* Problem requirements:
Output the data exactly, with every line intact.
----
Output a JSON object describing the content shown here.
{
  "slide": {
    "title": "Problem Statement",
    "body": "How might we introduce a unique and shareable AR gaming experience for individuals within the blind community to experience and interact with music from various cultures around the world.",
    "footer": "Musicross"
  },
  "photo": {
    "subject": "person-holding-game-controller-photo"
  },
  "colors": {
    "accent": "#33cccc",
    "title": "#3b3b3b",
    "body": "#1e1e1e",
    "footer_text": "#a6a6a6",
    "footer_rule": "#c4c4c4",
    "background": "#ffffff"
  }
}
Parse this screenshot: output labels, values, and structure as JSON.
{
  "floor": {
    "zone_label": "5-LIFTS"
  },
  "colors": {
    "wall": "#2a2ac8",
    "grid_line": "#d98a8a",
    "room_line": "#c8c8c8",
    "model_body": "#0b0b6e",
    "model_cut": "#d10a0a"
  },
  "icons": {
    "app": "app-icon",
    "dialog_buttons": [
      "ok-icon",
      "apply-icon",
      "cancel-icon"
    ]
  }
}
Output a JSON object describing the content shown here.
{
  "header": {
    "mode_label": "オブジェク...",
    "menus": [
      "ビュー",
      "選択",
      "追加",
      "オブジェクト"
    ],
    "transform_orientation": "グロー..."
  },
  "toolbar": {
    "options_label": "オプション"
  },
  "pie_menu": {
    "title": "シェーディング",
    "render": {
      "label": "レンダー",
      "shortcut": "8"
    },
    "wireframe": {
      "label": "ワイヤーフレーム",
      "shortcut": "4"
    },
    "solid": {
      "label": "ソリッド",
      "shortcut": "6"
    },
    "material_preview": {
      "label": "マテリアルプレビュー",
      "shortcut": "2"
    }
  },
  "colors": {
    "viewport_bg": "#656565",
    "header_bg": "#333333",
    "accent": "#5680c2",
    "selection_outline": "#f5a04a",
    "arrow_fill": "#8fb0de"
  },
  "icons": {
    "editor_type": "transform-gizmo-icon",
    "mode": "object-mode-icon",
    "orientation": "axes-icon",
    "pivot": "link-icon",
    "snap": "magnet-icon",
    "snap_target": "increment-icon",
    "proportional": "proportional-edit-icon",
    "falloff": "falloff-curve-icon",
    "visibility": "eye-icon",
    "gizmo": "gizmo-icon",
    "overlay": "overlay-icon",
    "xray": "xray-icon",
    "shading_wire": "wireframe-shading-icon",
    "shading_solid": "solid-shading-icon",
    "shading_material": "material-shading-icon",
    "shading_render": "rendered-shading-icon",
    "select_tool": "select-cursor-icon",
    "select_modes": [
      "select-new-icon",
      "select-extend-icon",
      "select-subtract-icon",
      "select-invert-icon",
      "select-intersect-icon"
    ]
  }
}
----
* Answer to the task:
Output a JSON object describing the content shown here.
{
  "slide": {
    "title": "Problem Statement",
    "body": "How might we introduce a unique and shareable AR gaming experience for individuals within the blind community to experience and interact with music from various cultures around the world.",
    "footer": "Musicross"
  },
  "photo": {
    "subject": "person-holding-game-controller-photo"
  },
  "colors": {
    "accent": "#33cccc",
    "title": "#3b3b3b",
    "body": "#1e1e1e",
    "footer_text": "#a6a6a6",
    "footer_rule": "#c4c4c4",
    "background": "#ffffff"
  }
}
Parse this screenshot: output labels, values, and structure as JSON.
{
  "floor": {
    "zone_label": "5-LIFTS"
  },
  "colors": {
    "wall": "#2a2ac8",
    "grid_line": "#d98a8a",
    "room_line": "#c8c8c8",
    "model_body": "#0b0b6e",
    "model_cut": "#d10a0a"
  },
  "icons": {
    "app": "app-icon",
    "dialog_buttons": [
      "ok-icon",
      "apply-icon",
      "cancel-icon"
    ]
  }
}
Output a JSON object describing the content shown here.
{
  "header": {
    "mode_label": "オブジェク...",
    "menus": [
      "ビュー",
      "選択",
      "追加",
      "オブジェクト"
    ],
    "transform_orientation": "グロー..."
  },
  "toolbar": {
    "options_label": "オプション"
  },
  "pie_menu": {
    "title": "シェーディング",
    "render": {
      "label": "レンダー",
      "shortcut": "8"
    },
    "wireframe": {
      "label": "ワイヤーフレーム",
      "shortcut": "4"
    },
    "solid": {
      "label": "ソリッド",
      "shortcut": "6"
    },
    "material_preview": {
      "label": "マテリアルプレビュー",
      "shortcut": "2"
    }
  },
  "colors": {
    "viewport_bg": "#656565",
    "header_bg": "#333333",
    "accent": "#5680c2",
    "selection_outline": "#f5a04a",
    "arrow_fill": "#8fb0de"
  },
  "icons": {
    "editor_type": "transform-gizmo-icon",
    "mode": "object-mode-icon",
    "orientation": "axes-icon",
    "pivot": "link-icon",
    "snap": "magnet-icon",
    "snap_target": "increment-icon",
    "proportional": "proportional-edit-icon",
    "falloff": "falloff-curve-icon",
    "visibility": "eye-icon",
    "gizmo": "gizmo-icon",
    "overlay": "overlay-icon",
    "xray": "xray-icon",
    "shading_wire": "wireframe-shading-icon",
    "shading_solid": "solid-shading-icon",
    "shading_material": "material-shading-icon",
    "shading_render": "rendered-shading-icon",
    "select_tool": "select-cursor-icon",
    "select_modes": [
      "select-new-icon",
      "select-extend-icon",
      "select-subtract-icon",
      "select-invert-icon",
      "select-intersect-icon"
    ]
  }
}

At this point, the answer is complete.